[A block of data]
──────────

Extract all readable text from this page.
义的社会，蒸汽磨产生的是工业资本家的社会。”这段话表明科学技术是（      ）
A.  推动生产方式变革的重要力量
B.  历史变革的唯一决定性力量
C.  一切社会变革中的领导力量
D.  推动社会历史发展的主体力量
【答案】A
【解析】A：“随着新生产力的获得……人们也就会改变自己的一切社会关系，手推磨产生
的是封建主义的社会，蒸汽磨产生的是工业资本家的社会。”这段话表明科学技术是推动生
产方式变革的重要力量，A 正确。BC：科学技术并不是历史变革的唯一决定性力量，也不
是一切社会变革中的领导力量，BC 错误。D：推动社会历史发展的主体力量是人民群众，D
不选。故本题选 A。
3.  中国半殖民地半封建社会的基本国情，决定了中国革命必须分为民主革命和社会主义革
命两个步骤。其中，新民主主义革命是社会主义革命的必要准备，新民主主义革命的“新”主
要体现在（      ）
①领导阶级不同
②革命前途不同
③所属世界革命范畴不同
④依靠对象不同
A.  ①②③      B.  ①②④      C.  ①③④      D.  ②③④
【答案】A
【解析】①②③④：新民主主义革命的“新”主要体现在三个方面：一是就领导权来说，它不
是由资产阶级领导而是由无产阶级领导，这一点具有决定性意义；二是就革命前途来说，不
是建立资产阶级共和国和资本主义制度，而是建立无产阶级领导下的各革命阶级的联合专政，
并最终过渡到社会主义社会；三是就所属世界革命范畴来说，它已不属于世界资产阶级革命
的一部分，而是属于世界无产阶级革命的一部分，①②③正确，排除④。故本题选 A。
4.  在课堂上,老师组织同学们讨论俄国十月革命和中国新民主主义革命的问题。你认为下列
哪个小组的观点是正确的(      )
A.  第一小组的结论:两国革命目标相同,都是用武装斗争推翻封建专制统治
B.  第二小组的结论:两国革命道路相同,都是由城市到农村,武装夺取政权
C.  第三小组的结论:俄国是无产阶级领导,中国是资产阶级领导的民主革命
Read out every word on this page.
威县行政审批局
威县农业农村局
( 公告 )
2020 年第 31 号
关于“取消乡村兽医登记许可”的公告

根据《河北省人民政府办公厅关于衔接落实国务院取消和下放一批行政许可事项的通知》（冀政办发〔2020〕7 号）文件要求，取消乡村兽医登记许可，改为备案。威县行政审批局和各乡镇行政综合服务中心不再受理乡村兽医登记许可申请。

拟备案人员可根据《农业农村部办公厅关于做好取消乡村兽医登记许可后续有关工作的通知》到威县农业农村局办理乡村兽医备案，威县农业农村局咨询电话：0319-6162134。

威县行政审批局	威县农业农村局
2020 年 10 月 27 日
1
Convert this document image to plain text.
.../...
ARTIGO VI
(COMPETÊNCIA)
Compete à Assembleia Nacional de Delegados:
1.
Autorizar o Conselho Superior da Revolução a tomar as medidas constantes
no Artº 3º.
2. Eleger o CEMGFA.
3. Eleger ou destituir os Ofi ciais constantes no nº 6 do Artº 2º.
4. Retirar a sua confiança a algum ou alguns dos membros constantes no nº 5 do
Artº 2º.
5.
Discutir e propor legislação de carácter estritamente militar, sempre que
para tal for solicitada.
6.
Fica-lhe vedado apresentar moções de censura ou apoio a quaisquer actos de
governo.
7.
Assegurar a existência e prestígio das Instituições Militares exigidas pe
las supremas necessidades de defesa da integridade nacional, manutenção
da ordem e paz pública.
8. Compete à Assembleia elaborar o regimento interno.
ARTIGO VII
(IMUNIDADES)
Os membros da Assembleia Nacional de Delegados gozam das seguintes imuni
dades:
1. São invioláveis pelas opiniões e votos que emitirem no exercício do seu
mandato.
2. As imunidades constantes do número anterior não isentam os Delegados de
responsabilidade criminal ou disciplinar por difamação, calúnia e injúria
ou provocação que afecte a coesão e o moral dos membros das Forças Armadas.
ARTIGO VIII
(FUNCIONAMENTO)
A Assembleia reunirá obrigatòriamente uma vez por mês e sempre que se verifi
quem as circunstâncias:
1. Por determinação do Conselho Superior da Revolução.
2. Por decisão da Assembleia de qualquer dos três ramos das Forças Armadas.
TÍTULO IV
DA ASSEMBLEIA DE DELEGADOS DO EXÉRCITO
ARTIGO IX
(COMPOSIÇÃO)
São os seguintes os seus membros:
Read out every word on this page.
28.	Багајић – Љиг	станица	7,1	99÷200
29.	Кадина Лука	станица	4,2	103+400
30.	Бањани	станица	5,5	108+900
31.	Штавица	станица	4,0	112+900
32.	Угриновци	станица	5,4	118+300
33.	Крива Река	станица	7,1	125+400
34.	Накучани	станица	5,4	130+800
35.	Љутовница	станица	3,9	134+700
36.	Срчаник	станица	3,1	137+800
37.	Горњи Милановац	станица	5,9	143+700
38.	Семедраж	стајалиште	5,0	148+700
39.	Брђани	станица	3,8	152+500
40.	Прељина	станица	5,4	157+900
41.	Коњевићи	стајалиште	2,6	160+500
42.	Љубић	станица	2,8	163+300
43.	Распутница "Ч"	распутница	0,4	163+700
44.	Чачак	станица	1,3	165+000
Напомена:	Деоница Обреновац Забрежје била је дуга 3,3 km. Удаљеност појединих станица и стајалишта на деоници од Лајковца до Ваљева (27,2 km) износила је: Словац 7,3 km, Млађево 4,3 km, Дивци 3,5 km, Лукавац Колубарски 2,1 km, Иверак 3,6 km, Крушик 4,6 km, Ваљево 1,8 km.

──────────

§ Set task:
Identify how many lines in the entries above include the string "ARTIGO", then state that number alone.

§ Reply to the task:
4